Exercise aim: Pictures do not belong in the copy. Return all of the entries exactly.

Figure dataset records
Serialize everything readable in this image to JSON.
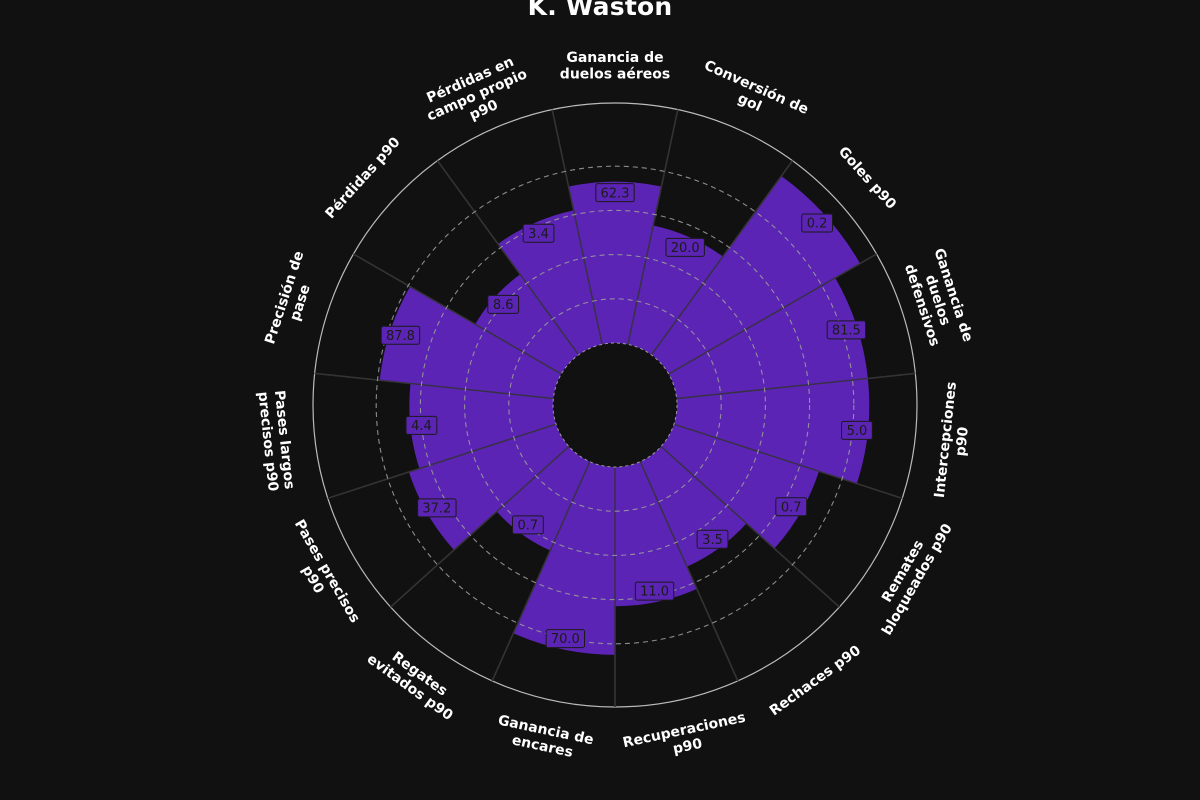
{
  "chart_data": {
    "type": "pizza",
    "title": "K. Waston",
    "rlim": [
      0,
      100
    ],
    "categories": [
      {
        "label": [
          "Ganancia de",
          "duelos aéreos"
        ],
        "value": "62.3",
        "percentile": 73
      },
      {
        "label": [
          "Conversión de",
          "gol"
        ],
        "value": "20.0",
        "percentile": 55
      },
      {
        "label": [
          "Goles p90"
        ],
        "value": "0.2",
        "percentile": 100
      },
      {
        "label": [
          "Ganancia de",
          "duelos",
          "defensivos"
        ],
        "value": "81.5",
        "percentile": 87
      },
      {
        "label": [
          "Intercepciones",
          "p90"
        ],
        "value": "5.0",
        "percentile": 87
      },
      {
        "label": [
          "Remates",
          "bloqueados p90"
        ],
        "value": "0.7",
        "percentile": 69
      },
      {
        "label": [
          "Rechaces p90"
        ],
        "value": "3.5",
        "percentile": 52
      },
      {
        "label": [
          "Recuperaciones",
          "p90"
        ],
        "value": "11.0",
        "percentile": 63
      },
      {
        "label": [
          "Ganancia de",
          "encares"
        ],
        "value": "70.0",
        "percentile": 85
      },
      {
        "label": [
          "Regates",
          "evitados p90"
        ],
        "value": "0.7",
        "percentile": 44
      },
      {
        "label": [
          "Pases precisos",
          "p90"
        ],
        "value": "37.2",
        "percentile": 70
      },
      {
        "label": [
          "Pases largos",
          "precisos p90"
        ],
        "value": "4.4",
        "percentile": 65
      },
      {
        "label": [
          "Precisión de",
          "pase"
        ],
        "value": "87.8",
        "percentile": 79
      },
      {
        "label": [
          "Pérdidas p90"
        ],
        "value": "8.6",
        "percentile": 45
      },
      {
        "label": [
          "Pérdidas en",
          "campo propio",
          "p90"
        ],
        "value": "3.4",
        "percentile": 62
      }
    ],
    "gridlines": [
      20,
      40,
      60,
      80
    ],
    "colors": {
      "background": "#111111",
      "slice": "#5b24b5",
      "value_box": "#5b24b5",
      "spokes": "#333333",
      "outer_circle": "#bbbbbb",
      "grid_dashed": "#9a9a9a",
      "label_text": "#ffffff"
    }
  }
}
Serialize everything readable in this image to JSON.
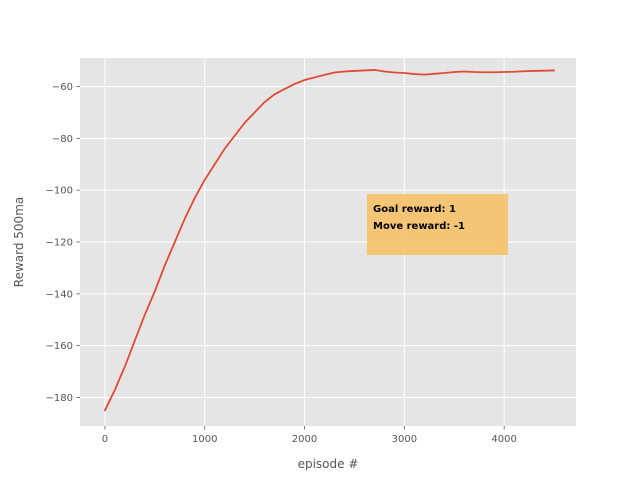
{
  "chart_data": {
    "type": "line",
    "title": "",
    "xlabel": "episode #",
    "ylabel": "Reward 500ma",
    "xlim": [
      -250,
      4720
    ],
    "ylim": [
      -191,
      -49
    ],
    "xticks": [
      0,
      1000,
      2000,
      3000,
      4000
    ],
    "yticks": [
      -180,
      -160,
      -140,
      -120,
      -100,
      -80,
      -60
    ],
    "xtick_labels": [
      "0",
      "1000",
      "2000",
      "3000",
      "4000"
    ],
    "ytick_labels": [
      "−180",
      "−160",
      "−140",
      "−120",
      "−100",
      "−80",
      "−60"
    ],
    "grid": true,
    "style": "ggplot",
    "colors": {
      "background": "#e5e5e5",
      "grid": "#ffffff",
      "line": "#e24a33",
      "annotation_box": "#f5c26b",
      "tick": "#555555"
    },
    "series": [
      {
        "x": [
          0,
          100,
          200,
          300,
          400,
          500,
          600,
          700,
          800,
          900,
          1000,
          1100,
          1200,
          1300,
          1400,
          1500,
          1600,
          1700,
          1800,
          1900,
          2000,
          2100,
          2200,
          2300,
          2400,
          2500,
          2600,
          2700,
          2800,
          2900,
          3000,
          3100,
          3200,
          3300,
          3400,
          3500,
          3600,
          3700,
          3800,
          3900,
          4000,
          4100,
          4200,
          4300,
          4400,
          4500
        ],
        "y": [
          -185,
          -177,
          -168,
          -158,
          -148,
          -139,
          -129,
          -120,
          -111,
          -103,
          -96,
          -90,
          -84,
          -79,
          -74,
          -70,
          -66,
          -63,
          -61,
          -59,
          -57.5,
          -56.5,
          -55.5,
          -54.6,
          -54.2,
          -54,
          -53.8,
          -53.6,
          -54.2,
          -54.6,
          -54.8,
          -55.2,
          -55.4,
          -55.1,
          -54.8,
          -54.4,
          -54.2,
          -54.4,
          -54.5,
          -54.5,
          -54.4,
          -54.3,
          -54.1,
          -54,
          -53.9,
          -53.8
        ]
      }
    ],
    "annotation": {
      "lines": [
        "Goal reward: 1",
        "Move reward: -1"
      ]
    }
  }
}
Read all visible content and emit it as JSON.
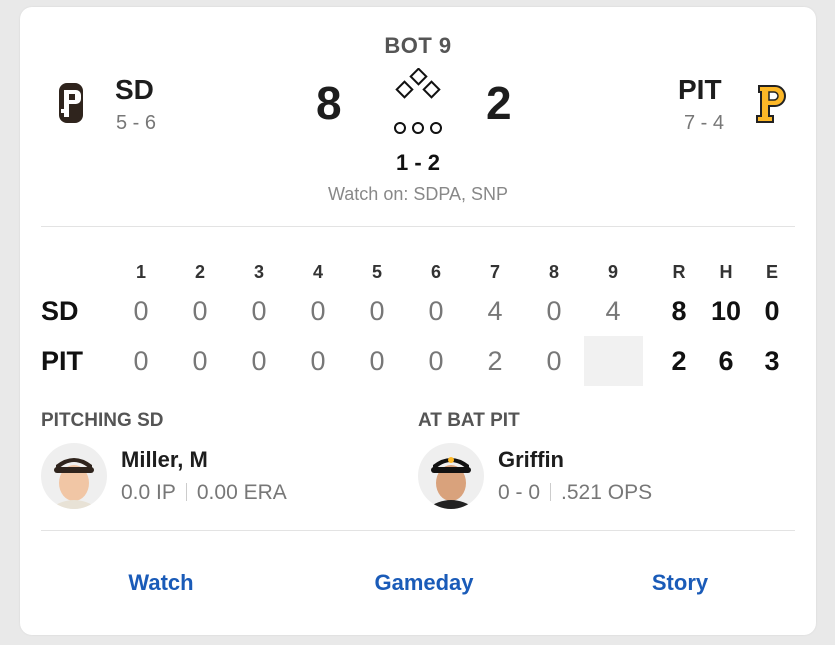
{
  "status": {
    "inning": "BOT 9",
    "count": "1 - 2",
    "watch_on": "Watch on: SDPA, SNP"
  },
  "away": {
    "abbr": "SD",
    "record": "5 - 6",
    "score": "8",
    "color": "#2f241d"
  },
  "home": {
    "abbr": "PIT",
    "record": "7 - 4",
    "score": "2",
    "color": "#fdb827"
  },
  "linescore": {
    "innings": [
      "1",
      "2",
      "3",
      "4",
      "5",
      "6",
      "7",
      "8",
      "9"
    ],
    "totals_headers": [
      "R",
      "H",
      "E"
    ],
    "rows": [
      {
        "team": "SD",
        "innings": [
          "0",
          "0",
          "0",
          "0",
          "0",
          "0",
          "4",
          "0",
          "4"
        ],
        "totals": [
          "8",
          "10",
          "0"
        ]
      },
      {
        "team": "PIT",
        "innings": [
          "0",
          "0",
          "0",
          "0",
          "0",
          "0",
          "2",
          "0",
          ""
        ],
        "totals": [
          "2",
          "6",
          "3"
        ]
      }
    ]
  },
  "pitching": {
    "label_prefix": "PITCHING",
    "label_team": "SD",
    "name": "Miller, M",
    "stat1": "0.0 IP",
    "stat2": "0.00 ERA"
  },
  "at_bat": {
    "label_prefix": "AT BAT",
    "label_team": "PIT",
    "name": "Griffin",
    "stat1": "0 - 0",
    "stat2": ".521 OPS"
  },
  "links": {
    "watch": "Watch",
    "gameday": "Gameday",
    "story": "Story"
  }
}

Task answer:
Serialize everything readable in this image to JSON.
{
  "chart_data": {
    "type": "pizza",
    "title": "K. Waston",
    "rlim": [
      0,
      100
    ],
    "categories": [
      {
        "label": [
          "Ganancia de",
          "duelos aéreos"
        ],
        "value": "62.3",
        "percentile": 73
      },
      {
        "label": [
          "Conversión de",
          "gol"
        ],
        "value": "20.0",
        "percentile": 55
      },
      {
        "label": [
          "Goles p90"
        ],
        "value": "0.2",
        "percentile": 100
      },
      {
        "label": [
          "Ganancia de",
          "duelos",
          "defensivos"
        ],
        "value": "81.5",
        "percentile": 87
      },
      {
        "label": [
          "Intercepciones",
          "p90"
        ],
        "value": "5.0",
        "percentile": 87
      },
      {
        "label": [
          "Remates",
          "bloqueados p90"
        ],
        "value": "0.7",
        "percentile": 69
      },
      {
        "label": [
          "Rechaces p90"
        ],
        "value": "3.5",
        "percentile": 52
      },
      {
        "label": [
          "Recuperaciones",
          "p90"
        ],
        "value": "11.0",
        "percentile": 63
      },
      {
        "label": [
          "Ganancia de",
          "encares"
        ],
        "value": "70.0",
        "percentile": 85
      },
      {
        "label": [
          "Regates",
          "evitados p90"
        ],
        "value": "0.7",
        "percentile": 44
      },
      {
        "label": [
          "Pases precisos",
          "p90"
        ],
        "value": "37.2",
        "percentile": 70
      },
      {
        "label": [
          "Pases largos",
          "precisos p90"
        ],
        "value": "4.4",
        "percentile": 65
      },
      {
        "label": [
          "Precisión de",
          "pase"
        ],
        "value": "87.8",
        "percentile": 79
      },
      {
        "label": [
          "Pérdidas p90"
        ],
        "value": "8.6",
        "percentile": 45
      },
      {
        "label": [
          "Pérdidas en",
          "campo propio",
          "p90"
        ],
        "value": "3.4",
        "percentile": 62
      }
    ],
    "gridlines": [
      20,
      40,
      60,
      80
    ],
    "colors": {
      "background": "#111111",
      "slice": "#5b24b5",
      "value_box": "#5b24b5",
      "spokes": "#333333",
      "outer_circle": "#bbbbbb",
      "grid_dashed": "#9a9a9a",
      "label_text": "#ffffff"
    }
  }
}
Serialize everything readable in this image to JSON.
{
  "chart_data": {
    "type": "line",
    "title": "",
    "xlabel": "episode #",
    "ylabel": "Reward 500ma",
    "xlim": [
      -250,
      4720
    ],
    "ylim": [
      -191,
      -49
    ],
    "xticks": [
      0,
      1000,
      2000,
      3000,
      4000
    ],
    "yticks": [
      -180,
      -160,
      -140,
      -120,
      -100,
      -80,
      -60
    ],
    "xtick_labels": [
      "0",
      "1000",
      "2000",
      "3000",
      "4000"
    ],
    "ytick_labels": [
      "−180",
      "−160",
      "−140",
      "−120",
      "−100",
      "−80",
      "−60"
    ],
    "grid": true,
    "style": "ggplot",
    "colors": {
      "background": "#e5e5e5",
      "grid": "#ffffff",
      "line": "#e24a33",
      "annotation_box": "#f5c26b",
      "tick": "#555555"
    },
    "series": [
      {
        "x": [
          0,
          100,
          200,
          300,
          400,
          500,
          600,
          700,
          800,
          900,
          1000,
          1100,
          1200,
          1300,
          1400,
          1500,
          1600,
          1700,
          1800,
          1900,
          2000,
          2100,
          2200,
          2300,
          2400,
          2500,
          2600,
          2700,
          2800,
          2900,
          3000,
          3100,
          3200,
          3300,
          3400,
          3500,
          3600,
          3700,
          3800,
          3900,
          4000,
          4100,
          4200,
          4300,
          4400,
          4500
        ],
        "y": [
          -185,
          -177,
          -168,
          -158,
          -148,
          -139,
          -129,
          -120,
          -111,
          -103,
          -96,
          -90,
          -84,
          -79,
          -74,
          -70,
          -66,
          -63,
          -61,
          -59,
          -57.5,
          -56.5,
          -55.5,
          -54.6,
          -54.2,
          -54,
          -53.8,
          -53.6,
          -54.2,
          -54.6,
          -54.8,
          -55.2,
          -55.4,
          -55.1,
          -54.8,
          -54.4,
          -54.2,
          -54.4,
          -54.5,
          -54.5,
          -54.4,
          -54.3,
          -54.1,
          -54,
          -53.9,
          -53.8
        ]
      }
    ],
    "annotation": {
      "lines": [
        "Goal reward: 1",
        "Move reward: -1"
      ]
    }
  }
}
Read all visible content and emit it as JSON.
{
  "status": {
    "inning": "BOT 9",
    "count": "1 - 2",
    "watch_on": "Watch on: SDPA, SNP"
  },
  "away": {
    "abbr": "SD",
    "record": "5 - 6",
    "score": "8",
    "color": "#2f241d"
  },
  "home": {
    "abbr": "PIT",
    "record": "7 - 4",
    "score": "2",
    "color": "#fdb827"
  },
  "linescore": {
    "innings": [
      "1",
      "2",
      "3",
      "4",
      "5",
      "6",
      "7",
      "8",
      "9"
    ],
    "totals_headers": [
      "R",
      "H",
      "E"
    ],
    "rows": [
      {
        "team": "SD",
        "innings": [
          "0",
          "0",
          "0",
          "0",
          "0",
          "0",
          "4",
          "0",
          "4"
        ],
        "totals": [
          "8",
          "10",
          "0"
        ]
      },
      {
        "team": "PIT",
        "innings": [
          "0",
          "0",
          "0",
          "0",
          "0",
          "0",
          "2",
          "0",
          ""
        ],
        "totals": [
          "2",
          "6",
          "3"
        ]
      }
    ]
  },
  "pitching": {
    "label_prefix": "PITCHING",
    "label_team": "SD",
    "name": "Miller, M",
    "stat1": "0.0 IP",
    "stat2": "0.00 ERA"
  },
  "at_bat": {
    "label_prefix": "AT BAT",
    "label_team": "PIT",
    "name": "Griffin",
    "stat1": "0 - 0",
    "stat2": ".521 OPS"
  },
  "links": {
    "watch": "Watch",
    "gameday": "Gameday",
    "story": "Story"
  }
}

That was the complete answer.